* [Requirements]: Look through the listing below and work out how many of its lines hold the word "sondeo". Give only the number.

* [Listed entries]:
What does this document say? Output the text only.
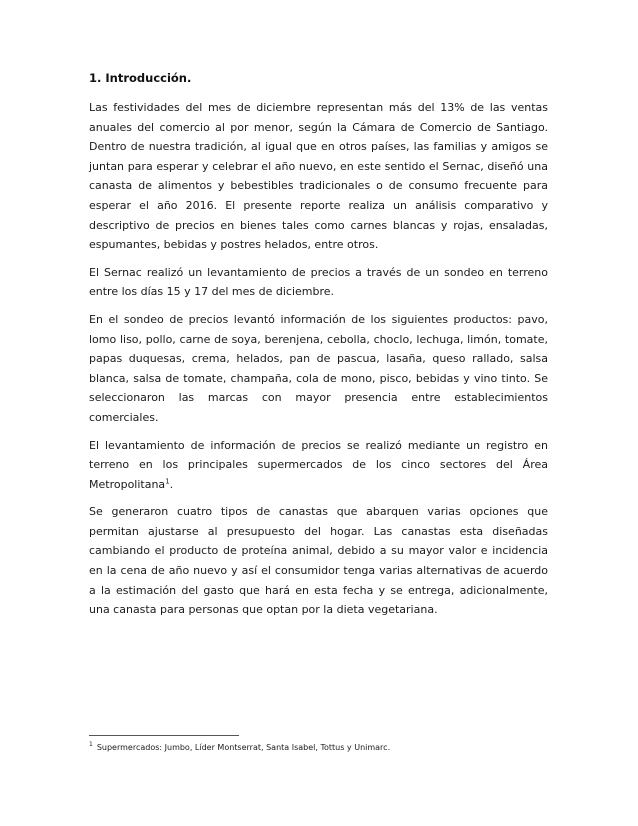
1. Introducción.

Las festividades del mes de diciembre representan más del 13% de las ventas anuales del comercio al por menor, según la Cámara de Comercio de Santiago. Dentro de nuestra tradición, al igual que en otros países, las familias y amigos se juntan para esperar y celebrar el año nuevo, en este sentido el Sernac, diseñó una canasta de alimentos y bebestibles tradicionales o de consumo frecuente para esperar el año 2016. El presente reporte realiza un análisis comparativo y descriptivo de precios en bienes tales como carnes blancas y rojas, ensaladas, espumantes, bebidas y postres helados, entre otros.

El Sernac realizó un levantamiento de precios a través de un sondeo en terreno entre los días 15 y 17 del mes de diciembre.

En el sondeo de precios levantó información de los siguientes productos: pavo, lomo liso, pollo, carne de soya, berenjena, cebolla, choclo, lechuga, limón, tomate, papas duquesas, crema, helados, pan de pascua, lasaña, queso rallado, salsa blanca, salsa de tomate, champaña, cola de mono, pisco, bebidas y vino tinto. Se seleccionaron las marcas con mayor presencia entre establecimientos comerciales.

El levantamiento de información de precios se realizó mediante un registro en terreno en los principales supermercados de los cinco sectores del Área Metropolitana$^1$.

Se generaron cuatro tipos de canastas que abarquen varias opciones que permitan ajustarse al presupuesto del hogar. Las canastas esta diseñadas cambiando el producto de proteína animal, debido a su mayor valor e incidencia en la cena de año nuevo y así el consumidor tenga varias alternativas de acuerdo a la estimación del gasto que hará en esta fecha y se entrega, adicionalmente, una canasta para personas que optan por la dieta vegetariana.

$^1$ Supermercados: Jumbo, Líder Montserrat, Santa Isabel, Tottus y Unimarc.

* [Result]: 2